* Begin *

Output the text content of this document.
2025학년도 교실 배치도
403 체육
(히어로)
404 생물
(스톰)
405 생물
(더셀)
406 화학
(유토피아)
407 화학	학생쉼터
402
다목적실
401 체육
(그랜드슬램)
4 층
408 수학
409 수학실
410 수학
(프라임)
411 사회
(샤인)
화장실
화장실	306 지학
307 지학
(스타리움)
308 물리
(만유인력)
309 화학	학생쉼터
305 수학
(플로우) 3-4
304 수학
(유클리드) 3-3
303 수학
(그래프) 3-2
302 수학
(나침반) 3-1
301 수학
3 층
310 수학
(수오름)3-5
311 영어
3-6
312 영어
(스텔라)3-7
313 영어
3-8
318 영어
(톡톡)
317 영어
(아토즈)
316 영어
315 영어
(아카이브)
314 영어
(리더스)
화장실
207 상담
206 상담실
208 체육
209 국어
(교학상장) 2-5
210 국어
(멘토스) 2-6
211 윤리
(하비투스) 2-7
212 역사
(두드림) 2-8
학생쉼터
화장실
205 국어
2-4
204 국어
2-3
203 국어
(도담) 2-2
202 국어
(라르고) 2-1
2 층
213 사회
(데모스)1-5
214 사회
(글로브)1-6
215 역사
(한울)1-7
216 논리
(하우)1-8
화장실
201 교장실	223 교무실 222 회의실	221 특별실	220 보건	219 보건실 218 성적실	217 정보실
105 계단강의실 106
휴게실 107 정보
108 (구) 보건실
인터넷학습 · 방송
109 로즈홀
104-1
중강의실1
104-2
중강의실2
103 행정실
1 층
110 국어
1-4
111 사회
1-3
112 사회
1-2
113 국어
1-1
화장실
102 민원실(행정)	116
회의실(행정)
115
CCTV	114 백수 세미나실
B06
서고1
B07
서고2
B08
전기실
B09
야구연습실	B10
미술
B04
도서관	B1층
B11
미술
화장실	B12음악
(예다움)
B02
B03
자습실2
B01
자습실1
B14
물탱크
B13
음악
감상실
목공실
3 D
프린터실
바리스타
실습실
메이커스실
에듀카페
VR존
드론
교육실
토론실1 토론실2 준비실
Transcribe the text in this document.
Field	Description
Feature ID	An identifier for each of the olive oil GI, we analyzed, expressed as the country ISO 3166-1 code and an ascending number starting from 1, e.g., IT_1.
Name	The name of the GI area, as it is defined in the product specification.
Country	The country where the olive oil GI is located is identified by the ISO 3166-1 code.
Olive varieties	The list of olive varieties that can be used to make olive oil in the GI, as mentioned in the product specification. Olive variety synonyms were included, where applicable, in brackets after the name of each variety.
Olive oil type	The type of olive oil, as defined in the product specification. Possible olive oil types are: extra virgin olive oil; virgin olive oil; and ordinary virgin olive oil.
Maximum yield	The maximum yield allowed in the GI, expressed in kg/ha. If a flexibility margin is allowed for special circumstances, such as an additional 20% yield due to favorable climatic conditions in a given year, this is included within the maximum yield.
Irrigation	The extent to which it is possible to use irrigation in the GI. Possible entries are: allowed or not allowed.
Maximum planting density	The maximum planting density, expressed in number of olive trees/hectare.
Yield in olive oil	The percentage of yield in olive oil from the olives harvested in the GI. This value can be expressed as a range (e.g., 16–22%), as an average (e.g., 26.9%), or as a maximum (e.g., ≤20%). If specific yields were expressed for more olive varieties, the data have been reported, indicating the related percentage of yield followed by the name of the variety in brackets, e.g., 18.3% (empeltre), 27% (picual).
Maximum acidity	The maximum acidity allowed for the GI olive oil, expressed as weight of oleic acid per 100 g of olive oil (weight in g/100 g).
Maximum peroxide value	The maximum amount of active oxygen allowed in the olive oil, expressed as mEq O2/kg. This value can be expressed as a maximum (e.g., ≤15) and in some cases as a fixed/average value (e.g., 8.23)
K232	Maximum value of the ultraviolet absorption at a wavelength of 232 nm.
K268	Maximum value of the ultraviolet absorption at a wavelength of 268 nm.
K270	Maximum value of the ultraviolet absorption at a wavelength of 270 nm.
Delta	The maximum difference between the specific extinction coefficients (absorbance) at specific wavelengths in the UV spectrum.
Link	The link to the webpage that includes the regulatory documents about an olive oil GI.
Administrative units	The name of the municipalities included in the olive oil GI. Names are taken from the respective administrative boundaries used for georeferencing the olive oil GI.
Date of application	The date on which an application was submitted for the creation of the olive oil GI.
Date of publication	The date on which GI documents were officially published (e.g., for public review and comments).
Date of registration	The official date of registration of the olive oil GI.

* End *

--- Goal of the exercise ---
Extract all the entries word for word.

--- Response for this exercise ---
Output the text content of this document.
2025학년도 교실 배치도
403 체육
(히어로)
404 생물
(스톰)
405 생물
(더셀)
406 화학
(유토피아)
407 화학	학생쉼터
402
다목적실
401 체육
(그랜드슬램)
4 층
408 수학
409 수학실
410 수학
(프라임)
411 사회
(샤인)
화장실
화장실	306 지학
307 지학
(스타리움)
308 물리
(만유인력)
309 화학	학생쉼터
305 수학
(플로우) 3-4
304 수학
(유클리드) 3-3
303 수학
(그래프) 3-2
302 수학
(나침반) 3-1
301 수학
3 층
310 수학
(수오름)3-5
311 영어
3-6
312 영어
(스텔라)3-7
313 영어
3-8
318 영어
(톡톡)
317 영어
(아토즈)
316 영어
315 영어
(아카이브)
314 영어
(리더스)
화장실
207 상담
206 상담실
208 체육
209 국어
(교학상장) 2-5
210 국어
(멘토스) 2-6
211 윤리
(하비투스) 2-7
212 역사
(두드림) 2-8
학생쉼터
화장실
205 국어
2-4
204 국어
2-3
203 국어
(도담) 2-2
202 국어
(라르고) 2-1
2 층
213 사회
(데모스)1-5
214 사회
(글로브)1-6
215 역사
(한울)1-7
216 논리
(하우)1-8
화장실
201 교장실	223 교무실 222 회의실	221 특별실	220 보건	219 보건실 218 성적실	217 정보실
105 계단강의실 106
휴게실 107 정보
108 (구) 보건실
인터넷학습 · 방송
109 로즈홀
104-1
중강의실1
104-2
중강의실2
103 행정실
1 층
110 국어
1-4
111 사회
1-3
112 사회
1-2
113 국어
1-1
화장실
102 민원실(행정)	116
회의실(행정)
115
CCTV	114 백수 세미나실
B06
서고1
B07
서고2
B08
전기실
B09
야구연습실	B10
미술
B04
도서관	B1층
B11
미술
화장실	B12음악
(예다움)
B02
B03
자습실2
B01
자습실1
B14
물탱크
B13
음악
감상실
목공실
3 D
프린터실
바리스타
실습실
메이커스실
에듀카페
VR존
드론
교육실
토론실1 토론실2 준비실
Transcribe the text in this document.
Field	Description
Feature ID	An identifier for each of the olive oil GI, we analyzed, expressed as the country ISO 3166-1 code and an ascending number starting from 1, e.g., IT_1.
Name	The name of the GI area, as it is defined in the product specification.
Country	The country where the olive oil GI is located is identified by the ISO 3166-1 code.
Olive varieties	The list of olive varieties that can be used to make olive oil in the GI, as mentioned in the product specification. Olive variety synonyms were included, where applicable, in brackets after the name of each variety.
Olive oil type	The type of olive oil, as defined in the product specification. Possible olive oil types are: extra virgin olive oil; virgin olive oil; and ordinary virgin olive oil.
Maximum yield	The maximum yield allowed in the GI, expressed in kg/ha. If a flexibility margin is allowed for special circumstances, such as an additional 20% yield due to favorable climatic conditions in a given year, this is included within the maximum yield.
Irrigation	The extent to which it is possible to use irrigation in the GI. Possible entries are: allowed or not allowed.
Maximum planting density	The maximum planting density, expressed in number of olive trees/hectare.
Yield in olive oil	The percentage of yield in olive oil from the olives harvested in the GI. This value can be expressed as a range (e.g., 16–22%), as an average (e.g., 26.9%), or as a maximum (e.g., ≤20%). If specific yields were expressed for more olive varieties, the data have been reported, indicating the related percentage of yield followed by the name of the variety in brackets, e.g., 18.3% (empeltre), 27% (picual).
Maximum acidity	The maximum acidity allowed for the GI olive oil, expressed as weight of oleic acid per 100 g of olive oil (weight in g/100 g).
Maximum peroxide value	The maximum amount of active oxygen allowed in the olive oil, expressed as mEq O2/kg. This value can be expressed as a maximum (e.g., ≤15) and in some cases as a fixed/average value (e.g., 8.23)
K232	Maximum value of the ultraviolet absorption at a wavelength of 232 nm.
K268	Maximum value of the ultraviolet absorption at a wavelength of 268 nm.
K270	Maximum value of the ultraviolet absorption at a wavelength of 270 nm.
Delta	The maximum difference between the specific extinction coefficients (absorbance) at specific wavelengths in the UV spectrum.
Link	The link to the webpage that includes the regulatory documents about an olive oil GI.
Administrative units	The name of the municipalities included in the olive oil GI. Names are taken from the respective administrative boundaries used for georeferencing the olive oil GI.
Date of application	The date on which an application was submitted for the creation of the olive oil GI.
Date of publication	The date on which GI documents were officially published (e.g., for public review and comments).
Date of registration	The official date of registration of the olive oil GI.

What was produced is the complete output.